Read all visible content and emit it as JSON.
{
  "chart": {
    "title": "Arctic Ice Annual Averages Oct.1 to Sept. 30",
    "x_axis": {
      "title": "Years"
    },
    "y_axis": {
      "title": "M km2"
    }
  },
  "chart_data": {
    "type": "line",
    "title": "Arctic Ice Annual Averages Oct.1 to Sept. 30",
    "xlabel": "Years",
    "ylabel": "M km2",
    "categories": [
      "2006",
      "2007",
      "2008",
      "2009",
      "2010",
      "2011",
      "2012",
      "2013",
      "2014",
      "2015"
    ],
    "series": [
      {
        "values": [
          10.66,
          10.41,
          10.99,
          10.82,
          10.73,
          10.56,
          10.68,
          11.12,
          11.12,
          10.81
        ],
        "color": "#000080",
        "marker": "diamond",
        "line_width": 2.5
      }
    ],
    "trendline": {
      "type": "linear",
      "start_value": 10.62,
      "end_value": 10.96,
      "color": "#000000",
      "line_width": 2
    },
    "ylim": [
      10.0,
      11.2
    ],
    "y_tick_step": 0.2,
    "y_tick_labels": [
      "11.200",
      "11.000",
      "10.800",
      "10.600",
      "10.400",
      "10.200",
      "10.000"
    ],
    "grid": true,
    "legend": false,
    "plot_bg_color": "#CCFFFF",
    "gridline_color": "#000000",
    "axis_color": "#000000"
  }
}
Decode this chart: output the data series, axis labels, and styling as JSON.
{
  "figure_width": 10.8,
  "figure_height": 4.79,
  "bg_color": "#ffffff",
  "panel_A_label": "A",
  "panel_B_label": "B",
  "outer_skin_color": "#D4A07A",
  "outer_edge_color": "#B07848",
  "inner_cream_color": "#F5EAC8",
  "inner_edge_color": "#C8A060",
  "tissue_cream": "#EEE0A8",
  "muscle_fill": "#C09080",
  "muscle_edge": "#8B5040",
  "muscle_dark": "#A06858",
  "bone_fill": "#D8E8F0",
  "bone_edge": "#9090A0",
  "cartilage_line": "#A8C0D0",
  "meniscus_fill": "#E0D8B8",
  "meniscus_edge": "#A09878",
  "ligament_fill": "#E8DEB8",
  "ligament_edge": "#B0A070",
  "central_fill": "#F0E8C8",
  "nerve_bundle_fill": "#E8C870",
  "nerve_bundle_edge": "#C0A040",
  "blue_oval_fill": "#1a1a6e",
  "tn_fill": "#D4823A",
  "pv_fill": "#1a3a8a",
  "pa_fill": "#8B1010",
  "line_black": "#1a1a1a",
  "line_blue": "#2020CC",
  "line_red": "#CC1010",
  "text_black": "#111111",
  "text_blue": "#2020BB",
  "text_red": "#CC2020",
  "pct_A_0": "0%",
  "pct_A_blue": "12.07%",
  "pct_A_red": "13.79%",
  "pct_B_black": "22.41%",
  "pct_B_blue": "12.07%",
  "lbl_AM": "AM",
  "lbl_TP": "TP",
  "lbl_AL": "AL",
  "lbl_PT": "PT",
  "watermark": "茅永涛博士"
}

(Task prompt): Each record should come back exactly as written.

(Exercise solution):
Read all visible content and emit it as JSON.
{
  "chart": {
    "title": "Arctic Ice Annual Averages Oct.1 to Sept. 30",
    "x_axis": {
      "title": "Years"
    },
    "y_axis": {
      "title": "M km2"
    }
  },
  "chart_data": {
    "type": "line",
    "title": "Arctic Ice Annual Averages Oct.1 to Sept. 30",
    "xlabel": "Years",
    "ylabel": "M km2",
    "categories": [
      "2006",
      "2007",
      "2008",
      "2009",
      "2010",
      "2011",
      "2012",
      "2013",
      "2014",
      "2015"
    ],
    "series": [
      {
        "values": [
          10.66,
          10.41,
          10.99,
          10.82,
          10.73,
          10.56,
          10.68,
          11.12,
          11.12,
          10.81
        ],
        "color": "#000080",
        "marker": "diamond",
        "line_width": 2.5
      }
    ],
    "trendline": {
      "type": "linear",
      "start_value": 10.62,
      "end_value": 10.96,
      "color": "#000000",
      "line_width": 2
    },
    "ylim": [
      10.0,
      11.2
    ],
    "y_tick_step": 0.2,
    "y_tick_labels": [
      "11.200",
      "11.000",
      "10.800",
      "10.600",
      "10.400",
      "10.200",
      "10.000"
    ],
    "grid": true,
    "legend": false,
    "plot_bg_color": "#CCFFFF",
    "gridline_color": "#000000",
    "axis_color": "#000000"
  }
}
Decode this chart: output the data series, axis labels, and styling as JSON.
{
  "figure_width": 10.8,
  "figure_height": 4.79,
  "bg_color": "#ffffff",
  "panel_A_label": "A",
  "panel_B_label": "B",
  "outer_skin_color": "#D4A07A",
  "outer_edge_color": "#B07848",
  "inner_cream_color": "#F5EAC8",
  "inner_edge_color": "#C8A060",
  "tissue_cream": "#EEE0A8",
  "muscle_fill": "#C09080",
  "muscle_edge": "#8B5040",
  "muscle_dark": "#A06858",
  "bone_fill": "#D8E8F0",
  "bone_edge": "#9090A0",
  "cartilage_line": "#A8C0D0",
  "meniscus_fill": "#E0D8B8",
  "meniscus_edge": "#A09878",
  "ligament_fill": "#E8DEB8",
  "ligament_edge": "#B0A070",
  "central_fill": "#F0E8C8",
  "nerve_bundle_fill": "#E8C870",
  "nerve_bundle_edge": "#C0A040",
  "blue_oval_fill": "#1a1a6e",
  "tn_fill": "#D4823A",
  "pv_fill": "#1a3a8a",
  "pa_fill": "#8B1010",
  "line_black": "#1a1a1a",
  "line_blue": "#2020CC",
  "line_red": "#CC1010",
  "text_black": "#111111",
  "text_blue": "#2020BB",
  "text_red": "#CC2020",
  "pct_A_0": "0%",
  "pct_A_blue": "12.07%",
  "pct_A_red": "13.79%",
  "pct_B_black": "22.41%",
  "pct_B_blue": "12.07%",
  "lbl_AM": "AM",
  "lbl_TP": "TP",
  "lbl_AL": "AL",
  "lbl_PT": "PT",
  "watermark": "茅永涛博士"
}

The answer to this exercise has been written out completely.